Excerpted text:
BEGIN

Evaluating the integral here using integration by parts,$$\int\limits_{0}^{t}\frac{\tau^2}{2}e^{-\tau}d \tau=-\frac{\tau^{2}e^{-\tau}}{2} -\int\limits_{0}^{t}\ -\tau e^{-\tau}$$

mendicant_bias · Answer

Integration by parts again,$$-\frac{\tau e^{-\tau}}{2}+\int\limits_{0}^{t}\tau e^{-\tau}d \tau=-\frac{\tau e^{-\tau}}{2}+\Bigg(-\tau e^{-\tau}-\int\limits_{0}^{t}-e^{-\tau}d \tau \Bigg)$$

sidsiddhartha · Answer

yes that looks fine :)

mendicant_bias · Answer

$$-\frac{\tau e^{- \tau}}{2}-\tau e^{-\tau}+e^{\tau}$$

mendicant_bias · Answer

Whoops, last exponent is still -tau

mendicant_bias · Answer

Evaluated (lol forgot to evaluate this whole time oh no)

mendicant_bias · Answer

$$e^{-t}\bigg[1-\frac{t}{2}-t\bigg]-\bigg[1-\frac{1}{2}\bigg]$$

mendicant_bias · Answer

Time to see how off this answer is from the real thing.

mendicant_bias · Answer

God, man, sometimes I feel like redoing this from scratch, real answer is $$e^{t}-\frac{1}{2}t^2-t-1$$Going to start over and try to finish this, then moving on to an integrodifferential equation problem, then dirac delta, then systems of linear diff eq, time is running out.

sidsiddhartha · Answer

man u are something :P

END

Material provided:
BEGIN

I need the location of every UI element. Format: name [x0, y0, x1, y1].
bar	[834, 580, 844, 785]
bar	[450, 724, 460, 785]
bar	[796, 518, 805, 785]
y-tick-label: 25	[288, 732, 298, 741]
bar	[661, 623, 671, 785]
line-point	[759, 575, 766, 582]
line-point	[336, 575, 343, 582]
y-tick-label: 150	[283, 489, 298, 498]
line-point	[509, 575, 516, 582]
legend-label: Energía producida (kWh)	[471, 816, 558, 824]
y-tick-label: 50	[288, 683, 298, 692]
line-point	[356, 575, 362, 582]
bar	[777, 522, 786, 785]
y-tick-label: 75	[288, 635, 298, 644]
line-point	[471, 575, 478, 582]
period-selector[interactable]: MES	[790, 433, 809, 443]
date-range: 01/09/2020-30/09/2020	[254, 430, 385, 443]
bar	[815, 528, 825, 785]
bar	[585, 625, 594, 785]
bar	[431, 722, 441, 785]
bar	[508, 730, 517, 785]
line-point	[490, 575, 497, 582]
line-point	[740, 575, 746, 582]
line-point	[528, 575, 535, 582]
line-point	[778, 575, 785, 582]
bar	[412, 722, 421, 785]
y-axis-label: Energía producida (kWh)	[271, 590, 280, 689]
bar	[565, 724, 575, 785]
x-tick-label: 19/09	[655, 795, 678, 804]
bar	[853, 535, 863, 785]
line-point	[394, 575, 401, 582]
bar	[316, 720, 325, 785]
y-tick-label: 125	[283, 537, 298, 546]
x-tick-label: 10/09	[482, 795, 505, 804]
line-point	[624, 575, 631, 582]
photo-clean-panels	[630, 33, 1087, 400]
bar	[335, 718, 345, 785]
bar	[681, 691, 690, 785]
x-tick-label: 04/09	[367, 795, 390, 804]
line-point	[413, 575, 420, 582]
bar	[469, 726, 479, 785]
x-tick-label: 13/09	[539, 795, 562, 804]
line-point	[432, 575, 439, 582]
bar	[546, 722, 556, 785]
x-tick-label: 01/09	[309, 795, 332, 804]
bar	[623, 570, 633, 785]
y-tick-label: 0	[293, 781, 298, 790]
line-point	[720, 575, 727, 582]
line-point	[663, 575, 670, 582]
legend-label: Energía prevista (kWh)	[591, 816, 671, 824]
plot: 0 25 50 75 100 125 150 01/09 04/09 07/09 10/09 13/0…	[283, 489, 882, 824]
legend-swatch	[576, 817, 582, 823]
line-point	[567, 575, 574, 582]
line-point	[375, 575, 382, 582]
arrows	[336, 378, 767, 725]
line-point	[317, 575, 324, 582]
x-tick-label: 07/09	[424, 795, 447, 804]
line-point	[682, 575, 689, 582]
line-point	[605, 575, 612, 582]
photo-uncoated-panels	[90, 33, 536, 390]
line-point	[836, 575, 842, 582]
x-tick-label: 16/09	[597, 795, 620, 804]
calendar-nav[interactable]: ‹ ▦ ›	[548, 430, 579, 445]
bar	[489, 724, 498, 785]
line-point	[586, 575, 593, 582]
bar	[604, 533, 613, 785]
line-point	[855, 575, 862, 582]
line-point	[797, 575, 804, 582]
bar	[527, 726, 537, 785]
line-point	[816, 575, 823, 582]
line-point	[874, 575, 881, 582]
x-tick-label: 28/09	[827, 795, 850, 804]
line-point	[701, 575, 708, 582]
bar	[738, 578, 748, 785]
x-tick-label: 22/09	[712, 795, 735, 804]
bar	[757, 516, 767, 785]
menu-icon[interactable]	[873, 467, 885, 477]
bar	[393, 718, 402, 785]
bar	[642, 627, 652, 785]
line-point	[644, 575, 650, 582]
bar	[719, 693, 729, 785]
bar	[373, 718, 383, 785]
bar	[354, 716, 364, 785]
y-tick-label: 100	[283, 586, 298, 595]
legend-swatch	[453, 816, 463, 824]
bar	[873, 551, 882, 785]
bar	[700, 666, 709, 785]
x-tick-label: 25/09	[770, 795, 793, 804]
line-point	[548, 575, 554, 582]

END

Complete the following:
**A.** Answer these from the integration thread:
(i) What method is used in the first post to evaluate the integral?
(ii) What does the correction say about the last exponent?
(iii) Which three kinds of problems does the poster plan to move on to after finishing this one?
**B.** Translate this sentence from the integration thread into Spanish: "Time to see how off this answer is from the real thing."
**C.** Write out everything in the integration thread from "Whoops, last exponent" down to "the real thing.".
The records have no connection to the integration thread.

Per-task answers:
**A.**
(i) Integration by parts.
(ii) It is still -tau.
(iii) An integrodifferential equation problem, then dirac delta, then systems of linear diff eq.

**B.** Es hora de ver qué tan lejos está esta respuesta de la verdadera.

**C.**
Whoops, last exponent is still -tau

mendicant_bias · Answer

Evaluated (lol forgot to evaluate this whole time oh no)

mendicant_bias · Answer

$$e^{-t}\bigg[1-\frac{t}{2}-t\bigg]-\bigg[1-\frac{1}{2}\bigg]$$

mendicant_bias · Answer

Time to see how off this answer is from the real thing.